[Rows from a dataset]
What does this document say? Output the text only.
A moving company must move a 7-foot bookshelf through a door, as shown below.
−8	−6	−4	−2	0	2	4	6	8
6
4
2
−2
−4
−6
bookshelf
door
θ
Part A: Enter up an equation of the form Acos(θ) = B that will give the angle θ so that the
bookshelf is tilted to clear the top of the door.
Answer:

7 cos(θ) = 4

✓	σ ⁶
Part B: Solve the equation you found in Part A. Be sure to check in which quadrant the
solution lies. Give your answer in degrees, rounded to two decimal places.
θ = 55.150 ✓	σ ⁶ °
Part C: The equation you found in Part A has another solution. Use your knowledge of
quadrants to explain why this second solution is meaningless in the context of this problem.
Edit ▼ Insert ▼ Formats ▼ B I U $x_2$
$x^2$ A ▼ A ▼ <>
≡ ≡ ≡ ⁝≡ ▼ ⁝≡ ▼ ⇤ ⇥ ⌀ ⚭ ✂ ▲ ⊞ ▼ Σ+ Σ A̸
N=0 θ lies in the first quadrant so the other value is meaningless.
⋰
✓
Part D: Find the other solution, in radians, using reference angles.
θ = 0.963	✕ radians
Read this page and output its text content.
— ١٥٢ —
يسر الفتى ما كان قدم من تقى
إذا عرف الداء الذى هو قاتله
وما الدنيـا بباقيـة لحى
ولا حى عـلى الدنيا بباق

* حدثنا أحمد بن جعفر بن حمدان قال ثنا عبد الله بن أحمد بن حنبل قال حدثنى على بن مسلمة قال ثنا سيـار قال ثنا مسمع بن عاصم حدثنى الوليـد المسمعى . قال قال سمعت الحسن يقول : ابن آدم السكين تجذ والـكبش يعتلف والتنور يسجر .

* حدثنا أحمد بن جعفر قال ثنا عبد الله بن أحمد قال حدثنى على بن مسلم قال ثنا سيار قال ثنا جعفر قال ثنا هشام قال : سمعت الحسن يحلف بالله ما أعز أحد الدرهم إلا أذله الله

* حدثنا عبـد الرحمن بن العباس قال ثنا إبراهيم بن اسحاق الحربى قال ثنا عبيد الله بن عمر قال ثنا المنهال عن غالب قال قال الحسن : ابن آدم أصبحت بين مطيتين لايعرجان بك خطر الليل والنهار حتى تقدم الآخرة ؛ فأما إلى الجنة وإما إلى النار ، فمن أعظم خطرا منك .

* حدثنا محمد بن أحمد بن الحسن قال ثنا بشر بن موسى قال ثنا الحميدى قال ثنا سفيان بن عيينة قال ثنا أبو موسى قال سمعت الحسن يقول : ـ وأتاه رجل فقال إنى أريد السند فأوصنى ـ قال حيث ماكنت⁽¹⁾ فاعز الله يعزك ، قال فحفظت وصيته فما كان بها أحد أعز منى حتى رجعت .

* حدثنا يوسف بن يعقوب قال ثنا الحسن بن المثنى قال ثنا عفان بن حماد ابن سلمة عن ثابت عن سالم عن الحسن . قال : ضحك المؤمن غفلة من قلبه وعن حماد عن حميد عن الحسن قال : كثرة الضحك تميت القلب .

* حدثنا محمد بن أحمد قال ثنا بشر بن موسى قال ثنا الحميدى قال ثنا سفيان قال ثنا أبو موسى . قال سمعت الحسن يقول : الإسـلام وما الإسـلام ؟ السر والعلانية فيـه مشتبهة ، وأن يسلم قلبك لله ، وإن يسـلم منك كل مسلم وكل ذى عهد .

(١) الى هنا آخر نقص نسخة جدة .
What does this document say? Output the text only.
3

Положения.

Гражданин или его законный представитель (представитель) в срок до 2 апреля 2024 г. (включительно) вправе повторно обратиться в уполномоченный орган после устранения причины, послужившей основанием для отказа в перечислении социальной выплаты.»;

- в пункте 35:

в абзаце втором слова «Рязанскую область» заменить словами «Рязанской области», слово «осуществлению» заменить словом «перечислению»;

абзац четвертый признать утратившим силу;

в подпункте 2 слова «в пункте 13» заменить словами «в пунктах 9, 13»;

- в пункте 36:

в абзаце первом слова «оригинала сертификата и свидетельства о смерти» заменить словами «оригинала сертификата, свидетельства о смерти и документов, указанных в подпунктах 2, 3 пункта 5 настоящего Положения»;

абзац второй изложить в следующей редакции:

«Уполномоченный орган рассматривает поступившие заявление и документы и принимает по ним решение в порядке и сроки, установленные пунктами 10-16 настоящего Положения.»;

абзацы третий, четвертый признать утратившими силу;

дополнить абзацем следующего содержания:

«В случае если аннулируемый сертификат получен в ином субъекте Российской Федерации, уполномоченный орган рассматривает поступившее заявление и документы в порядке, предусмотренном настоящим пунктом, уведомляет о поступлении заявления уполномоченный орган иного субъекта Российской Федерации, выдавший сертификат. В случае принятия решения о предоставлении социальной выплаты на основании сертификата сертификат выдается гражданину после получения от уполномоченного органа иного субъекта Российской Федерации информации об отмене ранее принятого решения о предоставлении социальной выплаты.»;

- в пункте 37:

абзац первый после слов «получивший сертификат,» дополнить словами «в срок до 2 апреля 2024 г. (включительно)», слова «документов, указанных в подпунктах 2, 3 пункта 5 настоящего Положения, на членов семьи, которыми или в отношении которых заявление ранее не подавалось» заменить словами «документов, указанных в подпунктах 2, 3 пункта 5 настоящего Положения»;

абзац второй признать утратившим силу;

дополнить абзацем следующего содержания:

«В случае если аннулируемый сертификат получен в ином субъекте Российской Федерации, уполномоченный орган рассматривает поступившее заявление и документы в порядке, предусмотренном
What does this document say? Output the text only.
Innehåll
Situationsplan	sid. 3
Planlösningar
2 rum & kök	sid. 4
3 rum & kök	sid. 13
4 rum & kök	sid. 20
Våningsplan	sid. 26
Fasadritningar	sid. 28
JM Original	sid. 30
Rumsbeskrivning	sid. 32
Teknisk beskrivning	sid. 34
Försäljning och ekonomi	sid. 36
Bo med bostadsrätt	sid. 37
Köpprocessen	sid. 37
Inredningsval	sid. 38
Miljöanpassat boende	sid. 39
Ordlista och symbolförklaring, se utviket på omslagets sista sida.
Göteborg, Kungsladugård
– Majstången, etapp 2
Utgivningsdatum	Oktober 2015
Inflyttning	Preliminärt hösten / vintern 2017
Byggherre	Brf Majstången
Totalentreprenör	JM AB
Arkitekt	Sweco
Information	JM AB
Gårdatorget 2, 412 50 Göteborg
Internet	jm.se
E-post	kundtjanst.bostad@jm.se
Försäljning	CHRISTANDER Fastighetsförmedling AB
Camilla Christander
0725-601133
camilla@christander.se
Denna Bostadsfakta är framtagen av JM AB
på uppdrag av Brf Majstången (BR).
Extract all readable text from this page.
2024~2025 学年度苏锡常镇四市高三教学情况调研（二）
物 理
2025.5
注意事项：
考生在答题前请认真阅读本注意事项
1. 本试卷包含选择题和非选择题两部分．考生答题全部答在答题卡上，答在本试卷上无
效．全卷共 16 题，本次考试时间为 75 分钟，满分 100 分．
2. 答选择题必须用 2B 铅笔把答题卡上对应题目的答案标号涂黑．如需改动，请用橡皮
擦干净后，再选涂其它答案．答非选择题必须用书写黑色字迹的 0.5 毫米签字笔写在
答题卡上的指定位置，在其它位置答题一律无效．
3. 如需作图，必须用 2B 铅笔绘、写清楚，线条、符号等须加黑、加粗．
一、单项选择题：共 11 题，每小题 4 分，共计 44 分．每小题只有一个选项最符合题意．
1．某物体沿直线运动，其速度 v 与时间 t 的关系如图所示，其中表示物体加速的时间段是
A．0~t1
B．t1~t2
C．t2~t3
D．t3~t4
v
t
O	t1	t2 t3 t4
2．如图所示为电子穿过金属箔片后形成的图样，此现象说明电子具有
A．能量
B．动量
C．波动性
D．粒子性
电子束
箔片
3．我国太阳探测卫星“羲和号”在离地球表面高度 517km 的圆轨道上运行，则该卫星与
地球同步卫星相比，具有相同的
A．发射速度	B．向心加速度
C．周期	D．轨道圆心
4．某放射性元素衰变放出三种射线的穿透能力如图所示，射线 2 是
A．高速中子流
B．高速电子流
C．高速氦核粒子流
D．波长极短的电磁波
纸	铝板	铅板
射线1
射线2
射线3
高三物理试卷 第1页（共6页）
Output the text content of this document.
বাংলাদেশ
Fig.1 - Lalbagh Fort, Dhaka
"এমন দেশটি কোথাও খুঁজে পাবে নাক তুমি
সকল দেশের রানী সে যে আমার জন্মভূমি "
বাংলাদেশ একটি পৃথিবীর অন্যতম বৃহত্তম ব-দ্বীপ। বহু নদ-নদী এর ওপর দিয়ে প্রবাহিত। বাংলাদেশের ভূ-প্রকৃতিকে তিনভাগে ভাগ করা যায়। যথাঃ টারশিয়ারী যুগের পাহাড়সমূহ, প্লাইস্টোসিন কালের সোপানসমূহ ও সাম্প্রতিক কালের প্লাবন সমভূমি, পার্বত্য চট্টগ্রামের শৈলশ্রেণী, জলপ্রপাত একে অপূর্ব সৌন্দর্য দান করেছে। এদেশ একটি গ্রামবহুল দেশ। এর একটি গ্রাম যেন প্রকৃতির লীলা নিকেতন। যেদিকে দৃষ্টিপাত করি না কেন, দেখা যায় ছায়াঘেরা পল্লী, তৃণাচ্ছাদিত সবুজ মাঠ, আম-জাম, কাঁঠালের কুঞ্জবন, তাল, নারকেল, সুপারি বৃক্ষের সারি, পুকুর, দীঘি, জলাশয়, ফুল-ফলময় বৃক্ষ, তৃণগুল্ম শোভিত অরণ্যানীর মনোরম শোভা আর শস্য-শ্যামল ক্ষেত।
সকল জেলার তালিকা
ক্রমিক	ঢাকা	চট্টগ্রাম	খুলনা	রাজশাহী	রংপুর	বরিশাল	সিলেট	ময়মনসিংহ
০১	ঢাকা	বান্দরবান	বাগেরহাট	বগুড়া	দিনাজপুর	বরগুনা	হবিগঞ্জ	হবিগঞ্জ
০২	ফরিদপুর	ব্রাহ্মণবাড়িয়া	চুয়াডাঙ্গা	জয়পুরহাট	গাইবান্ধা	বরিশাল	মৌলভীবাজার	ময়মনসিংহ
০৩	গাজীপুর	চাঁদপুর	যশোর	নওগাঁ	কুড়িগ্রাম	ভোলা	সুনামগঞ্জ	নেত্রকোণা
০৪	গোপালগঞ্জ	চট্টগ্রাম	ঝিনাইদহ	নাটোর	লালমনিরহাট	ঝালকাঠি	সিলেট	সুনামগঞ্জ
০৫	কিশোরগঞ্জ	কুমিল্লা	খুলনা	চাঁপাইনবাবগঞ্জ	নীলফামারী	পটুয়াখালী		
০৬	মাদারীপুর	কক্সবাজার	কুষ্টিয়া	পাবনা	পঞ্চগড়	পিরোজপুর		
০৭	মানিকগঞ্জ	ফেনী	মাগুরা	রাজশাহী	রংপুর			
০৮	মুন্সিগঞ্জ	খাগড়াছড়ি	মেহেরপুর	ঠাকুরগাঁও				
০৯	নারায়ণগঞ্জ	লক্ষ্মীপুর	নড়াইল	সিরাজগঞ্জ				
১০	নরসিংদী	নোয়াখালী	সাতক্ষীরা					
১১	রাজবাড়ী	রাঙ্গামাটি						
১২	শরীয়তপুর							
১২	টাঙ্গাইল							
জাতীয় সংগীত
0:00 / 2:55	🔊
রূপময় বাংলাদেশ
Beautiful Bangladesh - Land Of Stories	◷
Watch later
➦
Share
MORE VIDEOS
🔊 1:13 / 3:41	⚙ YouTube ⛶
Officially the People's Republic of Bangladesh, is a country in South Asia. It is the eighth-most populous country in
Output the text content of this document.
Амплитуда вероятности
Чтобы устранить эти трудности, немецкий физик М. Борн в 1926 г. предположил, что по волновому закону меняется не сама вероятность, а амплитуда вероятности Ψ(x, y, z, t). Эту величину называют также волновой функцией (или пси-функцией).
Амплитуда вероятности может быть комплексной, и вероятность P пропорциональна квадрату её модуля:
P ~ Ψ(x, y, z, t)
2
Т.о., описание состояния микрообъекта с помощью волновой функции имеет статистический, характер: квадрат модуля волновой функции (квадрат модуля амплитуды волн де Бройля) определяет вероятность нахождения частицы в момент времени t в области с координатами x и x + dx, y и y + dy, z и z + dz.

INSTRUCTIONS TO FOLLOW: Go through the entries above and count the lines containing the word "meaningless"; give only that count.

PROBLEM SOLUTION: 2